■ **Exercise prompt**: An exact, complete copy of the lines below is the expected answer.

■ **Data extracted from a collection**:
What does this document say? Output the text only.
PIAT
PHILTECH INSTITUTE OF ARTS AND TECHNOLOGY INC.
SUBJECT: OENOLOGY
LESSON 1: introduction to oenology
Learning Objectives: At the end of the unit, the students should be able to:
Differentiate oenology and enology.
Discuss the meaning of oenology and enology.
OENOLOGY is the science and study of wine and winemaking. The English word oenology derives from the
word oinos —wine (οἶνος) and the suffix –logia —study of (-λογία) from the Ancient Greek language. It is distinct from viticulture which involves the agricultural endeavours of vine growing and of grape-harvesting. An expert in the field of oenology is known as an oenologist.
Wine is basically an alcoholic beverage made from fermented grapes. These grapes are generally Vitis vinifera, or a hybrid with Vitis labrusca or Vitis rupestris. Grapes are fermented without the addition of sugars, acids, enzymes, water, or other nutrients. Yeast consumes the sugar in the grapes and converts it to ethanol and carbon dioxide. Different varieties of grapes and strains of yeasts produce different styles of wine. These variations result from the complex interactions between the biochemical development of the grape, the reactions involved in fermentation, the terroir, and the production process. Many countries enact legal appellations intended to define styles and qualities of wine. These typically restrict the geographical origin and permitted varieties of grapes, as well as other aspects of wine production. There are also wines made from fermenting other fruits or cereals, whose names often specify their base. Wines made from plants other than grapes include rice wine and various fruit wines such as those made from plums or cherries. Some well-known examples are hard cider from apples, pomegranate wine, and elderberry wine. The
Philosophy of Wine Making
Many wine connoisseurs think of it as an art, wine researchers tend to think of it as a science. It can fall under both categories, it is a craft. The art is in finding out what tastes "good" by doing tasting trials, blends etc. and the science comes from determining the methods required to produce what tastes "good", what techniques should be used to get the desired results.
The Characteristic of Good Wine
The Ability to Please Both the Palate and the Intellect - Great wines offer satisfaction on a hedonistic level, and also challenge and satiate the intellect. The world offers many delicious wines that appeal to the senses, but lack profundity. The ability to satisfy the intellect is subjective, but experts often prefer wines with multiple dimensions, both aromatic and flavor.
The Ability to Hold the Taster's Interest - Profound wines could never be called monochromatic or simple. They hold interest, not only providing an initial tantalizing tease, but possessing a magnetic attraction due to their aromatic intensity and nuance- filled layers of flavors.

■ **The completed task**:
What does this document say? Output the text only.
PIAT
PHILTECH INSTITUTE OF ARTS AND TECHNOLOGY INC.
SUBJECT: OENOLOGY
LESSON 1: introduction to oenology
Learning Objectives: At the end of the unit, the students should be able to:
Differentiate oenology and enology.
Discuss the meaning of oenology and enology.
OENOLOGY is the science and study of wine and winemaking. The English word oenology derives from the
word oinos —wine (οἶνος) and the suffix –logia —study of (-λογία) from the Ancient Greek language. It is distinct from viticulture which involves the agricultural endeavours of vine growing and of grape-harvesting. An expert in the field of oenology is known as an oenologist.
Wine is basically an alcoholic beverage made from fermented grapes. These grapes are generally Vitis vinifera, or a hybrid with Vitis labrusca or Vitis rupestris. Grapes are fermented without the addition of sugars, acids, enzymes, water, or other nutrients. Yeast consumes the sugar in the grapes and converts it to ethanol and carbon dioxide. Different varieties of grapes and strains of yeasts produce different styles of wine. These variations result from the complex interactions between the biochemical development of the grape, the reactions involved in fermentation, the terroir, and the production process. Many countries enact legal appellations intended to define styles and qualities of wine. These typically restrict the geographical origin and permitted varieties of grapes, as well as other aspects of wine production. There are also wines made from fermenting other fruits or cereals, whose names often specify their base. Wines made from plants other than grapes include rice wine and various fruit wines such as those made from plums or cherries. Some well-known examples are hard cider from apples, pomegranate wine, and elderberry wine. The
Philosophy of Wine Making
Many wine connoisseurs think of it as an art, wine researchers tend to think of it as a science. It can fall under both categories, it is a craft. The art is in finding out what tastes "good" by doing tasting trials, blends etc. and the science comes from determining the methods required to produce what tastes "good", what techniques should be used to get the desired results.
The Characteristic of Good Wine
The Ability to Please Both the Palate and the Intellect - Great wines offer satisfaction on a hedonistic level, and also challenge and satiate the intellect. The world offers many delicious wines that appeal to the senses, but lack profundity. The ability to satisfy the intellect is subjective, but experts often prefer wines with multiple dimensions, both aromatic and flavor.
The Ability to Hold the Taster's Interest - Profound wines could never be called monochromatic or simple. They hold interest, not only providing an initial tantalizing tease, but possessing a magnetic attraction due to their aromatic intensity and nuance- filled layers of flavors.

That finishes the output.